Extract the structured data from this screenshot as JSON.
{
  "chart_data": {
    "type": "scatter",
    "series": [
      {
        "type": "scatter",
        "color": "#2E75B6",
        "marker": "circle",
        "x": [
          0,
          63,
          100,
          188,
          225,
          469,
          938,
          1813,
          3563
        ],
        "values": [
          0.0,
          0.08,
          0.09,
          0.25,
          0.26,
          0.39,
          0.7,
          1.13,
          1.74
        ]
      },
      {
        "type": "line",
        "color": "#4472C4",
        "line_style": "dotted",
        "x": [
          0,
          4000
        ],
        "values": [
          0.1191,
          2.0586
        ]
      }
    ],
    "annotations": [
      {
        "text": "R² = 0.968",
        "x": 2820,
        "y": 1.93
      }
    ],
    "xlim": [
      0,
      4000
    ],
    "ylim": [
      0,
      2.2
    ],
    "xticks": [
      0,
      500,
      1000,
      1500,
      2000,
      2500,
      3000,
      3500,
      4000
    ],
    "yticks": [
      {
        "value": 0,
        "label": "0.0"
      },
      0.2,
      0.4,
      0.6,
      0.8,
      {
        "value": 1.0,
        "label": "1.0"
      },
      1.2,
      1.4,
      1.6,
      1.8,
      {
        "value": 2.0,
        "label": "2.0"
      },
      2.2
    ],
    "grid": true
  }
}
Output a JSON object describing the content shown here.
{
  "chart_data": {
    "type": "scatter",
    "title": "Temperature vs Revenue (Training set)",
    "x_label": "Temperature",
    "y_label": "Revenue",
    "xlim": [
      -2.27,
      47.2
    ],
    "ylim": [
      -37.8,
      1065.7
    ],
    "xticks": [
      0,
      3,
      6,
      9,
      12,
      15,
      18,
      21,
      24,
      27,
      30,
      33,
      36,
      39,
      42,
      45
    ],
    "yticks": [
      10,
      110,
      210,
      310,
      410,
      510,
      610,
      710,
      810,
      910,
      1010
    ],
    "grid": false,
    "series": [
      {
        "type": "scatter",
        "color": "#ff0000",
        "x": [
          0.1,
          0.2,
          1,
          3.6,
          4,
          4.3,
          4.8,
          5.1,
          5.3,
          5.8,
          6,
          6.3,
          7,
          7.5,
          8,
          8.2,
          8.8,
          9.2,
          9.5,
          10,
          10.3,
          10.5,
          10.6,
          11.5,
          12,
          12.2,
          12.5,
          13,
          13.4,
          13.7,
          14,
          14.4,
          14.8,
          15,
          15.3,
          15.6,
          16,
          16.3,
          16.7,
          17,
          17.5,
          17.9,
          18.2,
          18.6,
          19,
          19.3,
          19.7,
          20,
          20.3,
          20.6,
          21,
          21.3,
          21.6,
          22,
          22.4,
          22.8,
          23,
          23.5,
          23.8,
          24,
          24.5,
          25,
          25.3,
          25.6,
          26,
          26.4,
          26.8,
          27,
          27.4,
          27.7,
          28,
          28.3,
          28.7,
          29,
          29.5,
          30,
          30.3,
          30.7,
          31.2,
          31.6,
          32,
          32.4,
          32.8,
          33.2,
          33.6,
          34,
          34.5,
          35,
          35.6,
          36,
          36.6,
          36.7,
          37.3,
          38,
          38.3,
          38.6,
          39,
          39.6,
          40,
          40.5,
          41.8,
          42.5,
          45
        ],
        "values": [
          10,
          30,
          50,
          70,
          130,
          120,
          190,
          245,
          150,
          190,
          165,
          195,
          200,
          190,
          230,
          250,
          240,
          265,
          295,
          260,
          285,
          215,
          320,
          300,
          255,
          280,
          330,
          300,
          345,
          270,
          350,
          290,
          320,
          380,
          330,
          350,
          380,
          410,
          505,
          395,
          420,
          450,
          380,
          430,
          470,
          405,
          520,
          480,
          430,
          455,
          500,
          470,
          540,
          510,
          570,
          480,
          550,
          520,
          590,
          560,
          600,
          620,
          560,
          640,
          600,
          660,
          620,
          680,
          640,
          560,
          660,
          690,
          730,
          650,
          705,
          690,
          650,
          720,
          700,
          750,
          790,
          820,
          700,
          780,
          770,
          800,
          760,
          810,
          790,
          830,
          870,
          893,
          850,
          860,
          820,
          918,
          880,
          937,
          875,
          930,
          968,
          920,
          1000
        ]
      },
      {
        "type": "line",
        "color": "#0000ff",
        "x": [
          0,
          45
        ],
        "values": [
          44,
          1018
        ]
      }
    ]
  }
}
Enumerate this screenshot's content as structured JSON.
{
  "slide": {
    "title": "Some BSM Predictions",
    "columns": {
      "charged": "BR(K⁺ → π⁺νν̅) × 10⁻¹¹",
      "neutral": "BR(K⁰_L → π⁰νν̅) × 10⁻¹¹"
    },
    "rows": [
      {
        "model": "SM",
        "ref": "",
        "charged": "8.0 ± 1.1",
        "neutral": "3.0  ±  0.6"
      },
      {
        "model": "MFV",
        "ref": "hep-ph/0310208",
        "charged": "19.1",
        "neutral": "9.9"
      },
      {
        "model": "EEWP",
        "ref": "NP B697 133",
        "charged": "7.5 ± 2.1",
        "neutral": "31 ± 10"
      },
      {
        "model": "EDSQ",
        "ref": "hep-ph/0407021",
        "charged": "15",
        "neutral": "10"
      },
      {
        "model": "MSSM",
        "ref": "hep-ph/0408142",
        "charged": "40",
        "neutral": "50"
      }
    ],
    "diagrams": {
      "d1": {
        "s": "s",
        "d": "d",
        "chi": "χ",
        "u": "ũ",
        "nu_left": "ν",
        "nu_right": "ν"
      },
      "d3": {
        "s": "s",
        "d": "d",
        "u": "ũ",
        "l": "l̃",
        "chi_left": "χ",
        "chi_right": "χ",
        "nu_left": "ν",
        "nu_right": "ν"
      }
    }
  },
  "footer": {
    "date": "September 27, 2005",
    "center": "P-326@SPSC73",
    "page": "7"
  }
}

---

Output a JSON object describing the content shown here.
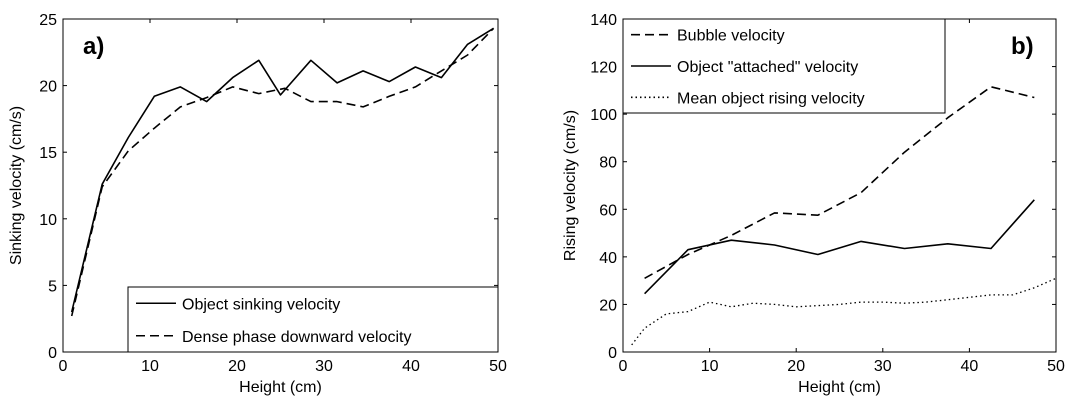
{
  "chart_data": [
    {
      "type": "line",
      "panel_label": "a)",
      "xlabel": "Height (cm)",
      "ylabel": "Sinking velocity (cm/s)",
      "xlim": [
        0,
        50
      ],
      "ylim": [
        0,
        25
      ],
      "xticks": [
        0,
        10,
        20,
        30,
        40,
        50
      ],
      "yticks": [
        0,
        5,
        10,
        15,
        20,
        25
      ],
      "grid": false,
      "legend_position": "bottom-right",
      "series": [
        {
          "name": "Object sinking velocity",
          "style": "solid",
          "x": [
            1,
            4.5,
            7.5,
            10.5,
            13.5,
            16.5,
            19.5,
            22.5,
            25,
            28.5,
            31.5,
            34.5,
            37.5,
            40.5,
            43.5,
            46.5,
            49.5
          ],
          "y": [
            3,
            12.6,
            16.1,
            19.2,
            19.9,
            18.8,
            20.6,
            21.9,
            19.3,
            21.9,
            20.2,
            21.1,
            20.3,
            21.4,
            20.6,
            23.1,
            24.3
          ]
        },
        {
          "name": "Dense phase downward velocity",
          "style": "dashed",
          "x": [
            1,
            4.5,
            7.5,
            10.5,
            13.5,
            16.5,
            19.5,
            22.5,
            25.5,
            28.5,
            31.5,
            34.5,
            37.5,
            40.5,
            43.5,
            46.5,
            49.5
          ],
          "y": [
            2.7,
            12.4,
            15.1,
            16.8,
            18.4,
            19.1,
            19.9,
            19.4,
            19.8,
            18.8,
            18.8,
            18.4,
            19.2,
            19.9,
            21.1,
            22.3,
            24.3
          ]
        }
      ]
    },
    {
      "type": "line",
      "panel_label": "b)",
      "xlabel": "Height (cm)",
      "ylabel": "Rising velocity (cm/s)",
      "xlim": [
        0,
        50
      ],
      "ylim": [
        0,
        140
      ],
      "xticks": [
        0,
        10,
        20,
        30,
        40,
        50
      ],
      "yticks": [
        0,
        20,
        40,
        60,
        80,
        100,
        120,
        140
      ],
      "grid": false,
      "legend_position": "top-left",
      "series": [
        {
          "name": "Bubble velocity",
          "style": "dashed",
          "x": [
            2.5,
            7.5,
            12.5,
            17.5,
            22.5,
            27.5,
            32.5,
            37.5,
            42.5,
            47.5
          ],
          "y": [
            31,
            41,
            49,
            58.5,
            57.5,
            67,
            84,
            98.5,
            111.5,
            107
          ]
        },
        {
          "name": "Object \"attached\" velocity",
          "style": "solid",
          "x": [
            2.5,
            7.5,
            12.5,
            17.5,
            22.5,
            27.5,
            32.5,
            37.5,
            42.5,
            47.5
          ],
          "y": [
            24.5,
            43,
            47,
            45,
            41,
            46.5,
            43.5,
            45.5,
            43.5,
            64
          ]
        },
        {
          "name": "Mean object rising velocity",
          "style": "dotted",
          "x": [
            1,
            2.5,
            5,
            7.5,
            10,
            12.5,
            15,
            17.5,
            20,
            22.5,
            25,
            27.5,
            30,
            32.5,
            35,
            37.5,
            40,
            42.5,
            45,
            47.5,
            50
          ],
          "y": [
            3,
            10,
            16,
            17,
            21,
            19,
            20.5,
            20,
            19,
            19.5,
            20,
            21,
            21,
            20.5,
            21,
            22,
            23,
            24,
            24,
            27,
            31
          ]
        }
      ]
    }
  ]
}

...

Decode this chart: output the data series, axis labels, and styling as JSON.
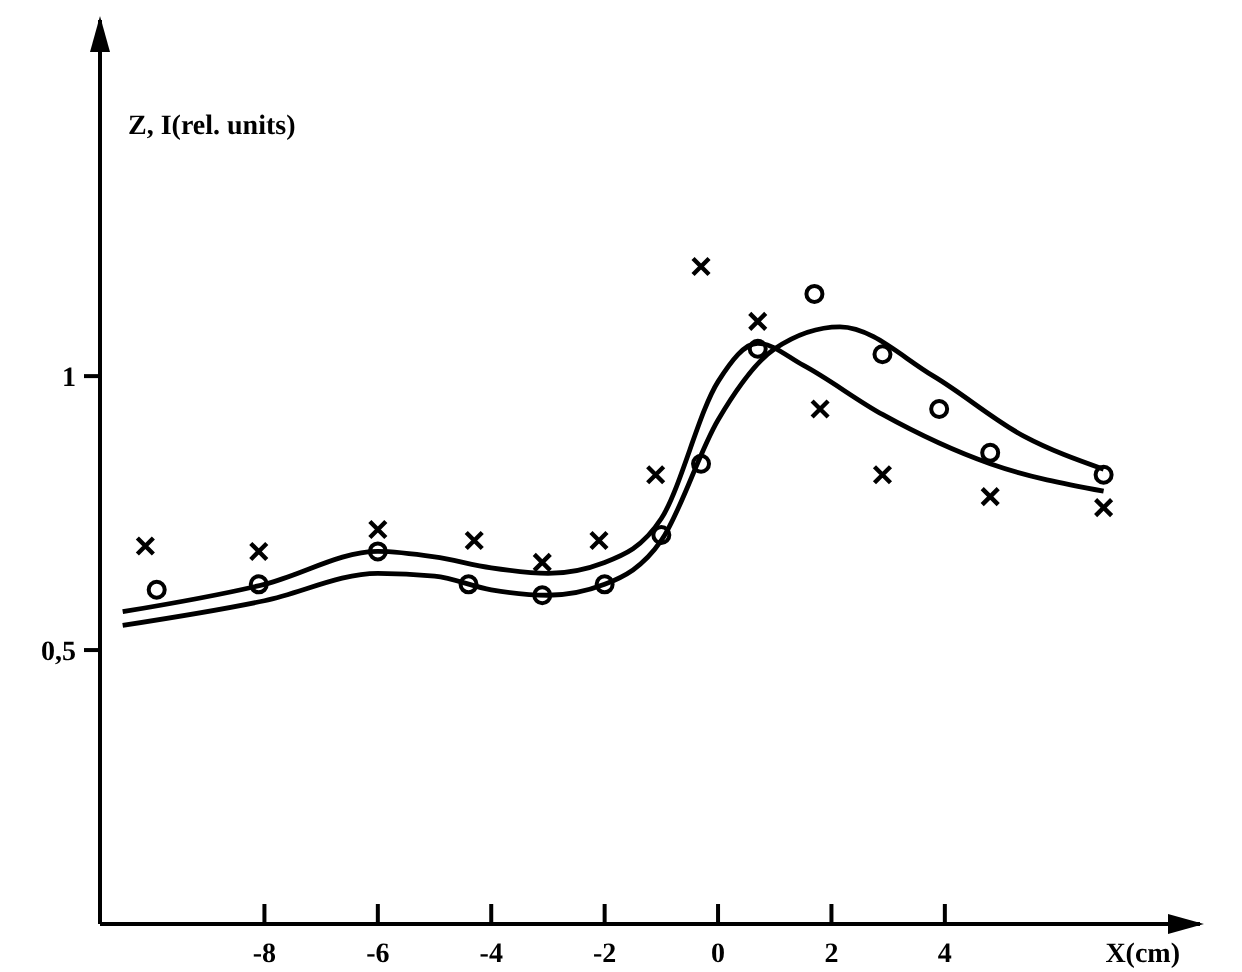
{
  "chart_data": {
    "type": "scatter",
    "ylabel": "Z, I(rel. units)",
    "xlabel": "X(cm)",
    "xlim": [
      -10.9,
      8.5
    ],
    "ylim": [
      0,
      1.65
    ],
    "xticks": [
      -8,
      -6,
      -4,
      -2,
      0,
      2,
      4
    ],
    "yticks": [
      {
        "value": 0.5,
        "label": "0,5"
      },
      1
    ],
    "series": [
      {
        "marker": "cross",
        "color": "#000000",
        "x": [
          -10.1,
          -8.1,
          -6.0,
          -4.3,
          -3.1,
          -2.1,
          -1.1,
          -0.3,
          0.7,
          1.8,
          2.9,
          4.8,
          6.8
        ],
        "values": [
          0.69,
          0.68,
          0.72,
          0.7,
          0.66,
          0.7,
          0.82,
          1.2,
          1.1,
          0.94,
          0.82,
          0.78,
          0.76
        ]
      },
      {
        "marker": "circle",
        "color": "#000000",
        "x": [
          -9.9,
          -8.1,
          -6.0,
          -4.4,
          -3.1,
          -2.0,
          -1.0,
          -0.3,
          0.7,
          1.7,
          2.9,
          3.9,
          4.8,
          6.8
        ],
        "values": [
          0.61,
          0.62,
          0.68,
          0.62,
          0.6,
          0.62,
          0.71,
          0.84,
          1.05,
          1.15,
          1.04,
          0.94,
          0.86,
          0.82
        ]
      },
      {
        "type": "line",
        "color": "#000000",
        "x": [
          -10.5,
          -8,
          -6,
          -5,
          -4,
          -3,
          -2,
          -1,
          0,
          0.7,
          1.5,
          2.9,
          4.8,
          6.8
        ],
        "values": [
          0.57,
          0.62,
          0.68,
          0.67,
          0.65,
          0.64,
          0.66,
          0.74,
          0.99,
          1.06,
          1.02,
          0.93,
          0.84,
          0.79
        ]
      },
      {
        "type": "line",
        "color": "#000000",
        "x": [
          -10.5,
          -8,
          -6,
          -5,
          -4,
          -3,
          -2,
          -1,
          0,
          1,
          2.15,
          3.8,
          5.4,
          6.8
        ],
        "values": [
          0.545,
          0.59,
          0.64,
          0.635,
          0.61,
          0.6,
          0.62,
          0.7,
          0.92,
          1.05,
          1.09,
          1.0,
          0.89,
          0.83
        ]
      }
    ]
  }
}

Brief
Copy out each line in the listing that has the word "Temperature".

Complete answer
    "title": "Temperature vs Revenue (Training set)",
    "x_label": "Temperature",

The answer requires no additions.